■ **待办事项**: 请原样引用文章节选里的一段，从含有“三月份,我去了趟新会。先游览”的词句起，到“本书,承诺说,我会写一写读这本书的感受。”止。

■ **文章节选**:

##############################

李明海

三月份,我去了趟新会。先游览“小鸟天堂”,坐船行在雨后的天马河上,看沙洲上大榕树间成群翻飞、筑巢的白鹭灰鹭牛背鹭等,遥想百年前巴金游经时的原始样貌,深深感叹文字的力量和巨大影响。接着又驱车去了相距不远的梁启超故居。在小鸟天堂时抬头可见的巴金笔下那座叫熊子塔的“高塔”,就立在梁启超故居后边凤山之上。在游客中心闲逛的时候,我还是照以往旅游的老习惯,买了两本书,一本是《宋元崖门海战》,另一本是《梁启超和他的儿女们》。回来读完后意犹未尽,又买了《梁启超传》。四月是学校的“读书月”,在读书月启动仪式上,我登台跟上千名孩子推荐了《梁启超和他的儿女们》这本书,承诺说,我会写一写读这本书的感受。

##############################

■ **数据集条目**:
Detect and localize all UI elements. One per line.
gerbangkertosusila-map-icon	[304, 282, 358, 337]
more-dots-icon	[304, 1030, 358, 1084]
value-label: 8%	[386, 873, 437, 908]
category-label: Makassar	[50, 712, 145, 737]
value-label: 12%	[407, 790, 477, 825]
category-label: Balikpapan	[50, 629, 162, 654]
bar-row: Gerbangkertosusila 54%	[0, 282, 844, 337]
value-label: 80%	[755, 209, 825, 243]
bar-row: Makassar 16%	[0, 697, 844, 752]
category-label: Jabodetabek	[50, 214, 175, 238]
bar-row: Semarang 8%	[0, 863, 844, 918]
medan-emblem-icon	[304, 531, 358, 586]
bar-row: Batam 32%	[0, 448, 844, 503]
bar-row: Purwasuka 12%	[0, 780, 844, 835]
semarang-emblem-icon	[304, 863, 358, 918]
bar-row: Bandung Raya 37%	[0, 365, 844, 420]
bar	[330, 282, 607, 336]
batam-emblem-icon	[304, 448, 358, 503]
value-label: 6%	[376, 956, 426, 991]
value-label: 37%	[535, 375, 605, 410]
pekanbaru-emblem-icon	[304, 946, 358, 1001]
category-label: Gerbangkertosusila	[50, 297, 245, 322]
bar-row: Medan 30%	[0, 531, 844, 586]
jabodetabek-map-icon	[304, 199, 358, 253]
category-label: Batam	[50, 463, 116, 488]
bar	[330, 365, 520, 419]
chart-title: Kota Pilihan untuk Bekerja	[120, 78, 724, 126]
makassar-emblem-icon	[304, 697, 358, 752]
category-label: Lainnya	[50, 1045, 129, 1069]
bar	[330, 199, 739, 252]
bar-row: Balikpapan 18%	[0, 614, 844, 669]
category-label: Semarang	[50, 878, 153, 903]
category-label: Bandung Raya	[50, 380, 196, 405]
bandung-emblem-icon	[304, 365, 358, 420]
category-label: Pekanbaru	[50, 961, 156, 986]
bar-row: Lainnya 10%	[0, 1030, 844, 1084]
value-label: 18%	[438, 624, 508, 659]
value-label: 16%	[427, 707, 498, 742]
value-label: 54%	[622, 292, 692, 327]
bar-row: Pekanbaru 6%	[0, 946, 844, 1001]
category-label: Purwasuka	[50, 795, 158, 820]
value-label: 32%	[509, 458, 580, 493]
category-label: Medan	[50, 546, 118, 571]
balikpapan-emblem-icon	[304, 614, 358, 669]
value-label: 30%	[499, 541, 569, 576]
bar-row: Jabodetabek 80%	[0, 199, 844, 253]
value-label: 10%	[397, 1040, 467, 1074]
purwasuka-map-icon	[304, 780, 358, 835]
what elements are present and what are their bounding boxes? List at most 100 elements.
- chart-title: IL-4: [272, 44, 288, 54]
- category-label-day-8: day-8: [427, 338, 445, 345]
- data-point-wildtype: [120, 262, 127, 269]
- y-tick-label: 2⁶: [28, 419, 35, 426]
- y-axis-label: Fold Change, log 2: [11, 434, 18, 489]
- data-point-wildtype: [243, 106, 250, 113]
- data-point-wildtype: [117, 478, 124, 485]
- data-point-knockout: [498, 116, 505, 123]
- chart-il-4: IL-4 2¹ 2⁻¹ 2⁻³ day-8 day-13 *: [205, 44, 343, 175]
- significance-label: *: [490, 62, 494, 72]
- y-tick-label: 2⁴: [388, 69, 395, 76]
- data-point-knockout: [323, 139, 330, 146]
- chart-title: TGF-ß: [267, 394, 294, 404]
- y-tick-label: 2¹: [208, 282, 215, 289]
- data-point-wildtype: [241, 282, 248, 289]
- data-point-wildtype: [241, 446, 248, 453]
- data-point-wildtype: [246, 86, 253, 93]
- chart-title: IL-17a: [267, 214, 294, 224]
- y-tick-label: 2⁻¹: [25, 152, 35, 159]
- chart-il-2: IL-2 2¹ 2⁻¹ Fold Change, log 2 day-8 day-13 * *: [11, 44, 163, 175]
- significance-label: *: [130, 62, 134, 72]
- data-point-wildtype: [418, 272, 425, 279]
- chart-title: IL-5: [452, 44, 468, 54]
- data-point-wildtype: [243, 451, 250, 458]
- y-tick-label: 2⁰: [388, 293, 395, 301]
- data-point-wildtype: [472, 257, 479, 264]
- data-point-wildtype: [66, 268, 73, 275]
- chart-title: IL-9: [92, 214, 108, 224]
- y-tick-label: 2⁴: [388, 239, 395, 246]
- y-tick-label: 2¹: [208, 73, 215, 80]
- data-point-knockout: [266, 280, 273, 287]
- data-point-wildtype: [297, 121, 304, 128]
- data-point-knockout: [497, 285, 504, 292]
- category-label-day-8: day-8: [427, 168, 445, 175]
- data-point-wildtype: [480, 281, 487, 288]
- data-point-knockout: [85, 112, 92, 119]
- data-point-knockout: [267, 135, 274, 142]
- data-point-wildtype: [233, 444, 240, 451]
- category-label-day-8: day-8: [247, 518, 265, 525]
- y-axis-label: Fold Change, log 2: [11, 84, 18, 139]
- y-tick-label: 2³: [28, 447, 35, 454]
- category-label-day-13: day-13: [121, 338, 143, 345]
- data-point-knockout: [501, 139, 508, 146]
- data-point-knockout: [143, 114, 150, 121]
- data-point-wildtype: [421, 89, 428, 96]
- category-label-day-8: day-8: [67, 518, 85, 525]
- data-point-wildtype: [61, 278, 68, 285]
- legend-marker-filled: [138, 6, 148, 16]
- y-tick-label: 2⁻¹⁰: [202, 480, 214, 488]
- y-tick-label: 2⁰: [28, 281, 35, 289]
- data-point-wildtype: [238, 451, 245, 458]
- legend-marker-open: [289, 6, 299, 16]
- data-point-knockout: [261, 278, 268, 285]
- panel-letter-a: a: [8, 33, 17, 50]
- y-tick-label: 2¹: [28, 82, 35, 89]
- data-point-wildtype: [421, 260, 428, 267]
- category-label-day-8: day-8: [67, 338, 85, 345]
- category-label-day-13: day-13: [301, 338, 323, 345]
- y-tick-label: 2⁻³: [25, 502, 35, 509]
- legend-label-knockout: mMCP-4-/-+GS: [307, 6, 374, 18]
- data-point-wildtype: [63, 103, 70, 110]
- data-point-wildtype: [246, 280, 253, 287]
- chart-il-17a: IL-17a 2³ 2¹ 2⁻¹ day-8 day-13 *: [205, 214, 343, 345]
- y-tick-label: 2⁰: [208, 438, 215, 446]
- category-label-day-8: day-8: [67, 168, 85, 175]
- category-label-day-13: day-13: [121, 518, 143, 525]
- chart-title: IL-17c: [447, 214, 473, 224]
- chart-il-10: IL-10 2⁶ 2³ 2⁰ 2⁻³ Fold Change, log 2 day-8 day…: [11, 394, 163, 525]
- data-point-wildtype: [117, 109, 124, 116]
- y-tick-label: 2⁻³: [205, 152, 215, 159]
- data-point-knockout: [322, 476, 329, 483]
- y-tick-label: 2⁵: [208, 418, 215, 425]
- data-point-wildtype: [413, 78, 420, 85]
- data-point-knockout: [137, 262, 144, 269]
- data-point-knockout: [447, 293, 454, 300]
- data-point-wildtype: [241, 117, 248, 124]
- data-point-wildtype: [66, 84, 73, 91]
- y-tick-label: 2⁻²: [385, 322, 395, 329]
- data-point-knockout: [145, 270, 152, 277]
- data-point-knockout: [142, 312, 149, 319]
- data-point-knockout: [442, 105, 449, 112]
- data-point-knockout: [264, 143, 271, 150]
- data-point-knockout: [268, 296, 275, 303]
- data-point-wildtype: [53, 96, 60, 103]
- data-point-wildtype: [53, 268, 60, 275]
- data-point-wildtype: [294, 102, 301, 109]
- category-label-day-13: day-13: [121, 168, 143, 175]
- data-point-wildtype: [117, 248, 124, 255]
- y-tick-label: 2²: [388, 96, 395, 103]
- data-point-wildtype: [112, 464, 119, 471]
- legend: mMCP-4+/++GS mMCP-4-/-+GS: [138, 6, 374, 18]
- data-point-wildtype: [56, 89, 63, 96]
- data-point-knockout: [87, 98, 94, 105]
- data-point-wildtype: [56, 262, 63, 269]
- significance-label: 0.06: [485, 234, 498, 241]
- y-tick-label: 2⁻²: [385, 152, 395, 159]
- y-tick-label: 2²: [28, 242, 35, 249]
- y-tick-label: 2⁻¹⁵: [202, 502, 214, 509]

##############################

■ **回复**:
三月份,我去了趟新会。先游览“小鸟天堂”,坐船行在雨后的天马河上,看沙洲上大榕树间成群翻飞、筑巢的白鹭灰鹭牛背鹭等,遥想百年前巴金游经时的原始样貌,深深感叹文字的力量和巨大影响。接着又驱车去了相距不远的梁启超故居。在小鸟天堂时抬头可见的巴金笔下那座叫熊子塔的“高塔”,就立在梁启超故居后边凤山之上。在游客中心闲逛的时候,我还是照以往旅游的老习惯,买了两本书,一本是《宋元崖门海战》,另一本是《梁启超和他的儿女们》。回来读完后意犹未尽,又买了《梁启超传》。四月是学校的“读书月”,在读书月启动仪式上,我登台跟上千名孩子推荐了《梁启超和他的儿女们》这本书,承诺说,我会写一写读这本书的感受。